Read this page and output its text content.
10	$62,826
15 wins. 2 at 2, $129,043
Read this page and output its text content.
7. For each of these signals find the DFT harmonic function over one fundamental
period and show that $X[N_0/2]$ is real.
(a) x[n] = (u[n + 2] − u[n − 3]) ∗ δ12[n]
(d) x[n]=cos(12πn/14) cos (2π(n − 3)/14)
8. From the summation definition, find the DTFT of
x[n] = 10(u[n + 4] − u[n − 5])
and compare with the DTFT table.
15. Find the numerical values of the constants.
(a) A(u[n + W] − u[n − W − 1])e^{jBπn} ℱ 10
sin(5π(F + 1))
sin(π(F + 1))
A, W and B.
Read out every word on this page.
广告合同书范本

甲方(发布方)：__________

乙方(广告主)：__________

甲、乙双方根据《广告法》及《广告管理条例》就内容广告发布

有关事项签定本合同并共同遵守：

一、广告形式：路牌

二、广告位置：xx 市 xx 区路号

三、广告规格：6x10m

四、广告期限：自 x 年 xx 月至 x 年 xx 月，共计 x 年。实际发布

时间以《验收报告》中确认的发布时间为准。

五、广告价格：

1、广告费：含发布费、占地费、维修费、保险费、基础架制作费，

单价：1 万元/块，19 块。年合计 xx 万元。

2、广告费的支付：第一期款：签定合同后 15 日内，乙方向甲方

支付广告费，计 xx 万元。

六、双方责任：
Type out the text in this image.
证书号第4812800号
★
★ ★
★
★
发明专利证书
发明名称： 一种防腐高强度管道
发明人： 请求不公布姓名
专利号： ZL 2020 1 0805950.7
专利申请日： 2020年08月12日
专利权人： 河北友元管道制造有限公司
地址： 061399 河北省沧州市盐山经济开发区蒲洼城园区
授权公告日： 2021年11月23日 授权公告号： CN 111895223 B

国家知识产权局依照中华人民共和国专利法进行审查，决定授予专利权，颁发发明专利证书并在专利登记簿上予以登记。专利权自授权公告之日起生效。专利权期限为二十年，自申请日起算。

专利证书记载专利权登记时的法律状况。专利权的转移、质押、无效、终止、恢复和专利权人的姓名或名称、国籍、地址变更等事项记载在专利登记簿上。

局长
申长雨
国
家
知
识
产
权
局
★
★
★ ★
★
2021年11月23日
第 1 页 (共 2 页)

★ ★ ★ ★

▸ **WRITTEN REQUEST**
Your task is to list each line of the records with the word "this".

▸ **FINAL ANSWER**
Read this page and output its text content.
Read this page and output its text content.
Read out every word on this page.
Type out the text in this image.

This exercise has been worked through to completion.